Parts of the exercise:
A - From the article on tech mergers during the economic downturn, render this sentence in Spanish: "What’s an IT investor to do?"
B - Write the next part of the article on tech mergers during the economic downturn, picking up after its final sentence.

Excerpted passage:
[Start of section]
Though many tech vendors are suffering as the widening U.S. financial crisis slows down consumer and business spending, IT mergers and acquisitions including bellwethers such as Microsoft, Google, Yahoo, Electronic Arts and AOL continue to reshape the technology landscape and provide opportunities for investors.
AOL’s announcement on Thursday that it will buy social-networking site Bebo for US$850 million is just the latest example that IT companies are not letting a depressed market get in the way of strategic purchases.
Economic Worries
The macroeconomic news and fresh data on IT returns this week are, as usual, not heartening. A survey released Thursday by research company ChangeWave shows that the U.S. economy is already in recession. The Feb. 27-March 5 survey of 3,345 professionals in U.S. businesses found, among other things, that 30 percent of those polled forecast first-quarter sales to come in below plan. This is 5 points worse than the company’s previous poll.
“You have to go all the way back to 2002 to find a downturn of this magnitude in a ChangeWave corporate survey,” said Tobin Smith, ChangeWave founder, in an e-mail note accompanying the report. “There’s no doubt anymore the recession is now here,” he said.
The general downturn is having a marked effect on many IT vendors. For example, in a software research note, Citi Investment Research on Thursday reported a marked decline. “After five years of positive full year returns, the software sector is posting negative returns so far in 2008,” wrote Brent Thill and John Reilly Walsh.
Median software company earnings are down this year by 14 percent, compared to the tech-heavy Nasdaq Composite Index’s decline of 15 percent. Since October, software sector returns are down 20 percent, matching exactly the Nasdaq’s fall since then.
What’s an IT investor to do?
In Crisis is Opportunity
“In this uncertain environment, potential M&A targets may provide the best opportunities for appreciation,” wrote the Citi research team.
Overall tech M&A activity will likely decline this year as turmoil in financial markets dampens tech buyouts from private equity firms, which had a record for acquisitions in 2007. However, this will not necessarily deter cash-rich tech companies themselves from acquisitions. Acquisitions are a quick way to bring in new technology in fast-moving sectors like the Internet, or expand market reach in mature sectors such as enterprise software.
[End of section]
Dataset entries
[Start of section]
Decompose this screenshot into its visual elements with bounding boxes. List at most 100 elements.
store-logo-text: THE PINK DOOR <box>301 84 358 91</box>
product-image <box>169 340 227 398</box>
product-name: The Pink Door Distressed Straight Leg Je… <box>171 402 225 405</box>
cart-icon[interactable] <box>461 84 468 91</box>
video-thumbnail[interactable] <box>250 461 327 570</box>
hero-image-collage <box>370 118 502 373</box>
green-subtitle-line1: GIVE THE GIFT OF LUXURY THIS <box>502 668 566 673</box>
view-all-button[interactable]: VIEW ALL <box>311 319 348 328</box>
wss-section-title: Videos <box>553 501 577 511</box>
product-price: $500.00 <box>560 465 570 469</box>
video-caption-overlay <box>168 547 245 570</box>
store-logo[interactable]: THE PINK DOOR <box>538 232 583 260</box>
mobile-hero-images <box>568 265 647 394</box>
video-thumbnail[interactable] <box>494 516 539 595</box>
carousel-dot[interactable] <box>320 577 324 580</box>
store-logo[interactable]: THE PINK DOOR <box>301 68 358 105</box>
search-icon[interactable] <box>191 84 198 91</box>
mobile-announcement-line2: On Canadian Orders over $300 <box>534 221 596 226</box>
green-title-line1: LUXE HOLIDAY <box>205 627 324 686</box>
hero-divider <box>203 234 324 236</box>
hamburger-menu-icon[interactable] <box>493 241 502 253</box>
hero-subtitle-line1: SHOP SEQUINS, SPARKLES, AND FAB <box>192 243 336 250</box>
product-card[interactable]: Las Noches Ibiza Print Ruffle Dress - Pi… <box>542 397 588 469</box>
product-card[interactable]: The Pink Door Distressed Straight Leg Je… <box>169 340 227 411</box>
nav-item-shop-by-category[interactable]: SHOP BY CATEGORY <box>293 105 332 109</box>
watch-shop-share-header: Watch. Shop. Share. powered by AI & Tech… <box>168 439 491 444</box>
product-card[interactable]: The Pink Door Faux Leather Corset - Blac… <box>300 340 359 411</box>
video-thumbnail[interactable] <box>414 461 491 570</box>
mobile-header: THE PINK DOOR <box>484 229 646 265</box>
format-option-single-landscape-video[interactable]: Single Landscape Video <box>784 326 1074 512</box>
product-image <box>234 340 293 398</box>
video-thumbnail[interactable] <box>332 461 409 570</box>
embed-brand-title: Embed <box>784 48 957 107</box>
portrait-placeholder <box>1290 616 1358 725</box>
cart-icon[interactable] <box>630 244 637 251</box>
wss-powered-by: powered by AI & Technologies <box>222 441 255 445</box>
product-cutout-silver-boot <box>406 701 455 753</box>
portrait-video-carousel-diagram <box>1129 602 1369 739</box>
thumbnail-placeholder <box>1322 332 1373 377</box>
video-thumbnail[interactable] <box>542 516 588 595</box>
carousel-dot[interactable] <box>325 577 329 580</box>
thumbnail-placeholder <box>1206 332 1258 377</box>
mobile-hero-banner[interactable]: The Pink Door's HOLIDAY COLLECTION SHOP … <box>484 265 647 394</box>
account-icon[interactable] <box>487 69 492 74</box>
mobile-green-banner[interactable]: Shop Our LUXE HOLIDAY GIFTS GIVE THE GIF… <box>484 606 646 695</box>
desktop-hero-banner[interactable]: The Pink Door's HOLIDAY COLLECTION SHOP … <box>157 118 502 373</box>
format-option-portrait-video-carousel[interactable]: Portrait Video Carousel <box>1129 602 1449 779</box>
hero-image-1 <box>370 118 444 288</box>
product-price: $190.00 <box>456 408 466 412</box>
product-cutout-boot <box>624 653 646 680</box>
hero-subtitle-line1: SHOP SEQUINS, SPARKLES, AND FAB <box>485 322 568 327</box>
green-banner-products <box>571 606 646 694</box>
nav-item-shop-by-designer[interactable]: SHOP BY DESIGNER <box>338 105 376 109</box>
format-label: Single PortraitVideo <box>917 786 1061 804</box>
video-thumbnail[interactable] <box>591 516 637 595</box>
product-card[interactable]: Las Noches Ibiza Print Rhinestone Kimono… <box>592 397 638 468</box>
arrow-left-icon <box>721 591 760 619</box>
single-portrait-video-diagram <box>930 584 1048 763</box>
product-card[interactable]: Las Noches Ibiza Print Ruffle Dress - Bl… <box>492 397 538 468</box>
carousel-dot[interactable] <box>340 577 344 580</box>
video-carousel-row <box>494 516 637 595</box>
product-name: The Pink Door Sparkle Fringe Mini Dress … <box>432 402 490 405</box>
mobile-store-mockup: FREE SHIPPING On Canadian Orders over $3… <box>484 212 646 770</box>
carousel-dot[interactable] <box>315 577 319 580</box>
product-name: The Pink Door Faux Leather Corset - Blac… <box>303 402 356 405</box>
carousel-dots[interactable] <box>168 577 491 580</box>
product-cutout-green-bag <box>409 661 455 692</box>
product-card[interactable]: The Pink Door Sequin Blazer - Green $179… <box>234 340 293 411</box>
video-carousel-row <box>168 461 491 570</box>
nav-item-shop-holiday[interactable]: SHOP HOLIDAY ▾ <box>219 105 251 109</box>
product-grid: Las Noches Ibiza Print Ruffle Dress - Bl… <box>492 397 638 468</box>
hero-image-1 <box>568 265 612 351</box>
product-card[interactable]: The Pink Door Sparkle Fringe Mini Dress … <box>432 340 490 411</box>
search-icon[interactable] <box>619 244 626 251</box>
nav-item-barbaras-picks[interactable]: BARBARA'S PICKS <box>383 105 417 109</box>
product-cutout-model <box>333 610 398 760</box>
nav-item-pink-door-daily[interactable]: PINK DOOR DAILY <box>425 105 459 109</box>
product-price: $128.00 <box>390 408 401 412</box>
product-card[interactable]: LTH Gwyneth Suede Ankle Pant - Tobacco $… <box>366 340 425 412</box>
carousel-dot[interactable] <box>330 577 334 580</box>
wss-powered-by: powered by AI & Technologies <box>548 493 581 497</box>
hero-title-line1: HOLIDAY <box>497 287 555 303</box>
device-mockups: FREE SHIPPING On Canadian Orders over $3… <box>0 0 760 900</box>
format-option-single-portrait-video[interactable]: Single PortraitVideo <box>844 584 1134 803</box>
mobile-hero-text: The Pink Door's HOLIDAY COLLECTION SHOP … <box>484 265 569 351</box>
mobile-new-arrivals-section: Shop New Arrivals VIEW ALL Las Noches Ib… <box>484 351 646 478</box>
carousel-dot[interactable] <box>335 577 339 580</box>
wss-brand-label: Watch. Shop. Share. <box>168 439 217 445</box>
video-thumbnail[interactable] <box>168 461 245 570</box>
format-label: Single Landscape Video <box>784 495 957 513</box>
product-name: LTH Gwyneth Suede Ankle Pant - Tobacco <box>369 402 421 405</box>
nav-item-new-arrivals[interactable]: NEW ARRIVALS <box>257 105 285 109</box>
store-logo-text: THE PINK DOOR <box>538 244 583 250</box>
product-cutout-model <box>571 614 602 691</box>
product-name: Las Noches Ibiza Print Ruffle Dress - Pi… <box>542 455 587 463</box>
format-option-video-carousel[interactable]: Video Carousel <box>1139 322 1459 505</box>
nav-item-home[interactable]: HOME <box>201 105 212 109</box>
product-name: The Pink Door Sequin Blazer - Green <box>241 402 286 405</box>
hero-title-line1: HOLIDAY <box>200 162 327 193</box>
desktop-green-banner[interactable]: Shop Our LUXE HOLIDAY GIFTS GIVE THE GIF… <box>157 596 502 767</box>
[End of section]
Written answers:
A - ¿Qué debe hacer un inversor en tecnología de la información?

B -
The most obvious example of these trends is Microsoft’s bid for Yahoo, announced Feb. 1. The offer was originally valued at $44.6 billion. Since Microsoft stock is part of the deal, the total value of the deal has dropped as the software giant’s share price declined after the offer was announced. Many industry insiders believe that Microsoft will find it hard to integrate the companies, which have overlapping product lines and services. However, the offer has boosted Yahoo’s share price, from the $19 level at the end of January to the $28 level now. One caveat, if Yahoo successfully resists the deal: Look for its share price to fall again.
On Thursday, shares of game developer Take-Two Interactive jumped $0.73 to close at $25.64, after Electronic Arts offered shareholders a tender offer of $26 per share. EA made the offer after Take-Two’s board continued to resist its entreaties. EA has been pursuing Take-Two since Feb.19, when its offer was a 64 percent premium on Take-Two’s Feb.15 share price of $15.83.
Share prices of acquiring companies don’t often go up on acquisition news because a big buyout can dilute earnings for a while. EA’s share price has fluctuated with the market in the past few weeks, closing at $48.95 on Feb. 21, when the offer was made public, and $47.26 on Thursday.
Google Bounces Back
Google’s share price has plummeted along with the market in recent weeks, but rose Tuesday by $26.22, to $439.84, after European regulators approved its purchase of DoubleClick. With DoubleClick, Google should be able to deliver more relevant advertising.
If you were not an investor in Yahoo or Take-Two (DoubleClick and Bebo were private companies), take heart, there are plenty of takeover targets out there.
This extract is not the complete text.